→ **THE EXERCISE**: Which lines in the records below contain the word "JSON"? Copy each one out.

→ **Records from a collection of figures**:
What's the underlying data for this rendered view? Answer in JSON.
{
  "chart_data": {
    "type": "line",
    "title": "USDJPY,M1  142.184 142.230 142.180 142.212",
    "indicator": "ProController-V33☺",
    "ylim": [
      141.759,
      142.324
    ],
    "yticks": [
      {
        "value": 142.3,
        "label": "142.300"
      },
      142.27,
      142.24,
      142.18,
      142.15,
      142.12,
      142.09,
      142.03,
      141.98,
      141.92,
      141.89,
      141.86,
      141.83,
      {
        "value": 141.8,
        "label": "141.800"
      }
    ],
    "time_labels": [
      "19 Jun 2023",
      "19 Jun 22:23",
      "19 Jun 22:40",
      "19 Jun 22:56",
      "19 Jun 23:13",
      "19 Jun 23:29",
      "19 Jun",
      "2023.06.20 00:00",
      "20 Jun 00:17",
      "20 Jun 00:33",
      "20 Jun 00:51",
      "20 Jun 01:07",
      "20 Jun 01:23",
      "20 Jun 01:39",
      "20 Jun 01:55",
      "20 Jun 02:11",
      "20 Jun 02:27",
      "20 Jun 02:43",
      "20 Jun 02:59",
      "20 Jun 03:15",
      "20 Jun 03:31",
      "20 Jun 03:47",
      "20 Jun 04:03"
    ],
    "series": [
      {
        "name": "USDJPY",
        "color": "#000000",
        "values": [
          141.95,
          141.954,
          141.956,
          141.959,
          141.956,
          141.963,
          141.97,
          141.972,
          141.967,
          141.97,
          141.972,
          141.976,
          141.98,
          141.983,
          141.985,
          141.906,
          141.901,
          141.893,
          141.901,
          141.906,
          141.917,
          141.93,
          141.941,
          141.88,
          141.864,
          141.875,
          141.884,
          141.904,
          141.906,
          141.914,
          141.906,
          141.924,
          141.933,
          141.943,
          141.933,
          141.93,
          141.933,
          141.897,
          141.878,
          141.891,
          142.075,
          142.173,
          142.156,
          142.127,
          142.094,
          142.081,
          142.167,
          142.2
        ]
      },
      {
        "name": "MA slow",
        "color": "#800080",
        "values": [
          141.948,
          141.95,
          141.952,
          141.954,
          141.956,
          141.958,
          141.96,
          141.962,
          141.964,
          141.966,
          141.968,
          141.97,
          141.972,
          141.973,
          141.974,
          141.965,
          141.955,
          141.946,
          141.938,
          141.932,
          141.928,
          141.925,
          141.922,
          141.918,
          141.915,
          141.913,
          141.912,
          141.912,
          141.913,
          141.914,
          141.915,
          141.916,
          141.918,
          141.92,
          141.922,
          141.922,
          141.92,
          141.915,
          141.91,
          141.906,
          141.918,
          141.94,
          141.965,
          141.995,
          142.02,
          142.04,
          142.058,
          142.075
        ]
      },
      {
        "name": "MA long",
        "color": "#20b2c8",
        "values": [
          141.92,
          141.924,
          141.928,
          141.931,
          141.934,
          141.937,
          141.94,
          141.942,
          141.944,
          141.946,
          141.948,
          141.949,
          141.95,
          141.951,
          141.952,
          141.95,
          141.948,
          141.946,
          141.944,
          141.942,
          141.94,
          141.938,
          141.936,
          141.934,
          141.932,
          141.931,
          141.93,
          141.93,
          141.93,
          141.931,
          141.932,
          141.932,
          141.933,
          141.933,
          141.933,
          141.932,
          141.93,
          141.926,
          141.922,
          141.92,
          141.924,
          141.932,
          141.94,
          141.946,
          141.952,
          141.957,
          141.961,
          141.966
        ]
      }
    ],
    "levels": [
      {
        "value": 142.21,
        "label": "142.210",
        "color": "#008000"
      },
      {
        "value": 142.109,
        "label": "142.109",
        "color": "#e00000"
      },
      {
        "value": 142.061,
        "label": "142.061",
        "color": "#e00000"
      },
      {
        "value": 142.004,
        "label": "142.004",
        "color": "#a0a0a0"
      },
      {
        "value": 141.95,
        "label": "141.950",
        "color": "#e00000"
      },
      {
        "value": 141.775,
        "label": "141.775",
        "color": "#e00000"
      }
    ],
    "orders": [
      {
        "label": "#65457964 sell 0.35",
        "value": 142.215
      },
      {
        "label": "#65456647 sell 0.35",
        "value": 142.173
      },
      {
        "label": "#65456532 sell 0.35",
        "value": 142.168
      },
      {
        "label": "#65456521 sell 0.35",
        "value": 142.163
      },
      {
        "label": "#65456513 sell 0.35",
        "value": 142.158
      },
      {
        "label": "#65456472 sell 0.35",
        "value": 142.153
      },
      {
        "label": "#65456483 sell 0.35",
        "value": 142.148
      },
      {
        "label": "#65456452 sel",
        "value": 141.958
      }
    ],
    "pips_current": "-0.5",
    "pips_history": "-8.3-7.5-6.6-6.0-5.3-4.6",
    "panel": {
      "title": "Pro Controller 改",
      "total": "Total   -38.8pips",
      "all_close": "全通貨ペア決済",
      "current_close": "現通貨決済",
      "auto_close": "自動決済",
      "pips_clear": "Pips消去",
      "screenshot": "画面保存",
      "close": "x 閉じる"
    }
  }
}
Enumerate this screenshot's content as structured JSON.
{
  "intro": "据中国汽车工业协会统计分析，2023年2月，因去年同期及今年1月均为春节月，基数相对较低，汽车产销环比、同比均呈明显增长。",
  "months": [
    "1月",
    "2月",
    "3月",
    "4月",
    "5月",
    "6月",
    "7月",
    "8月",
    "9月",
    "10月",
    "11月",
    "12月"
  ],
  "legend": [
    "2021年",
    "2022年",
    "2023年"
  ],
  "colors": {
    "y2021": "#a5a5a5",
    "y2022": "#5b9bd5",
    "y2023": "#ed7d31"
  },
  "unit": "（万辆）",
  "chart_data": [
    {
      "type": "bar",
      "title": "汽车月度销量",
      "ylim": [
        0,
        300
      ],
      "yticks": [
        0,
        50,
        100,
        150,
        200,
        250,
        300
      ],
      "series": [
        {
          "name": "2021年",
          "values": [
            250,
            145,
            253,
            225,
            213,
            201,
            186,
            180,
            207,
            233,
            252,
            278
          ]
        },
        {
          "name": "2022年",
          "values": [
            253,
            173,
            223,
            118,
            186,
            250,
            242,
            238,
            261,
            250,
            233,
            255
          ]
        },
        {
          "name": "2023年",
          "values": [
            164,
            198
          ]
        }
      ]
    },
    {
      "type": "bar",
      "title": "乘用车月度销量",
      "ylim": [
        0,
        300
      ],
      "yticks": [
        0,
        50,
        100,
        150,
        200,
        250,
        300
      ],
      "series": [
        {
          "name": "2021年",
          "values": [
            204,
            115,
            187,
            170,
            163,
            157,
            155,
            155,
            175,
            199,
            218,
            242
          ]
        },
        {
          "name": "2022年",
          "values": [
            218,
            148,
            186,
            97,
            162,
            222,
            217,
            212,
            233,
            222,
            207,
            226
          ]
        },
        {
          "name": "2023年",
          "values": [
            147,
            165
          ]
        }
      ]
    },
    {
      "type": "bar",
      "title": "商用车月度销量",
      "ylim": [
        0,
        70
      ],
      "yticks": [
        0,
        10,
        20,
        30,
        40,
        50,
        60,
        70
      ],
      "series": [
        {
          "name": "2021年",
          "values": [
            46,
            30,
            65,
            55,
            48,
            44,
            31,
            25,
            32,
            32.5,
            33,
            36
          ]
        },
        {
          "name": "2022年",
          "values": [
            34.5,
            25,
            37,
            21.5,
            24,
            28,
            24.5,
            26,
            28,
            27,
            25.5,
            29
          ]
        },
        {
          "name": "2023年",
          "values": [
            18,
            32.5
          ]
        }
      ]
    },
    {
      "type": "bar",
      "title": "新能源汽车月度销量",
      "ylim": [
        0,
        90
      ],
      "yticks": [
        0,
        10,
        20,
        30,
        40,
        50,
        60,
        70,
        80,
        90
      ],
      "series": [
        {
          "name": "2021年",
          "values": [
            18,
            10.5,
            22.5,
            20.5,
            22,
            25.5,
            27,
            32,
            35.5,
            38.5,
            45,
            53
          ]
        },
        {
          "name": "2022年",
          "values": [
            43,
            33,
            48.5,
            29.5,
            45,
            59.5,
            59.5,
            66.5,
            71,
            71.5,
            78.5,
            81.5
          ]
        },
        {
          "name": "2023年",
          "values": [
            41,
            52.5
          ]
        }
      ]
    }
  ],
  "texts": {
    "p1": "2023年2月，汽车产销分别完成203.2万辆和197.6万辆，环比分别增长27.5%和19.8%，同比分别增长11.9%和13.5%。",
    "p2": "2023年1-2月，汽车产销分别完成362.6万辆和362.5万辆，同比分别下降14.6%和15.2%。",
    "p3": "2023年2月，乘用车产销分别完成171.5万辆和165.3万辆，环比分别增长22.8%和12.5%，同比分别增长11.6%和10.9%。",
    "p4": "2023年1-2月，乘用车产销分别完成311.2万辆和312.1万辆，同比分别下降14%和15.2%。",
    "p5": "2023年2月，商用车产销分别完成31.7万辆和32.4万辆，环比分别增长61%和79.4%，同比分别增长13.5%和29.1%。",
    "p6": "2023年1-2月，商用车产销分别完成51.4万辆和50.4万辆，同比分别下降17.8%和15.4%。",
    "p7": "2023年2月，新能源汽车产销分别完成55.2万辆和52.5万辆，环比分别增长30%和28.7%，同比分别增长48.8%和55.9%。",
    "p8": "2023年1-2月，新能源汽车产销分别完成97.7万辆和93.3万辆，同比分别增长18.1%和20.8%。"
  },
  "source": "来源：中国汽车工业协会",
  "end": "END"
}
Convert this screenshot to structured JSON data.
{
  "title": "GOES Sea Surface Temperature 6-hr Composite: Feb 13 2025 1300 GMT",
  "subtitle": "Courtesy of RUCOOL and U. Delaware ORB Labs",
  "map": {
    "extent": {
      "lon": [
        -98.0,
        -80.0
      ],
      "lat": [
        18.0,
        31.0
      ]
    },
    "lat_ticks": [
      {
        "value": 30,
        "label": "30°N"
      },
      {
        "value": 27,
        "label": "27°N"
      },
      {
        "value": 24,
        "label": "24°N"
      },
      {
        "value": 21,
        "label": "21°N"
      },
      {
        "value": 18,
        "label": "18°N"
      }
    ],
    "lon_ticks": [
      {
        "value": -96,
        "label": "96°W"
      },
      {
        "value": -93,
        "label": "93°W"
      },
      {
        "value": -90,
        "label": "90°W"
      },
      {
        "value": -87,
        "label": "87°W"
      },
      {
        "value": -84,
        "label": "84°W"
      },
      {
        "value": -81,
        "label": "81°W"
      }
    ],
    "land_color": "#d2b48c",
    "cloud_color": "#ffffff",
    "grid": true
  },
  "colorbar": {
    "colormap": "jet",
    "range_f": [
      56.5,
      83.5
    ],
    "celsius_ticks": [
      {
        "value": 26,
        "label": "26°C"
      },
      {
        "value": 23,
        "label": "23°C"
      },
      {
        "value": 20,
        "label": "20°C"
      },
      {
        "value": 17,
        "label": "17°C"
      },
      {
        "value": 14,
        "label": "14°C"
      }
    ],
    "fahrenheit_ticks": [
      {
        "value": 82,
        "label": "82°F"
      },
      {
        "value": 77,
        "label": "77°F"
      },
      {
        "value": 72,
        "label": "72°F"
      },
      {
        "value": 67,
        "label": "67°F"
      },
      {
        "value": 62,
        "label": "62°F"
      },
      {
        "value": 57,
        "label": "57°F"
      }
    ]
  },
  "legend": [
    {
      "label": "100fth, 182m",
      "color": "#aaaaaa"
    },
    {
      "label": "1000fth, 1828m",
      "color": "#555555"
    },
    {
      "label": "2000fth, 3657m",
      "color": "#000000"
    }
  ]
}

→ **RESULT**:
What's the underlying data for this rendered view? Answer in JSON.
Enumerate this screenshot's content as structured JSON.
Convert this screenshot to structured JSON data.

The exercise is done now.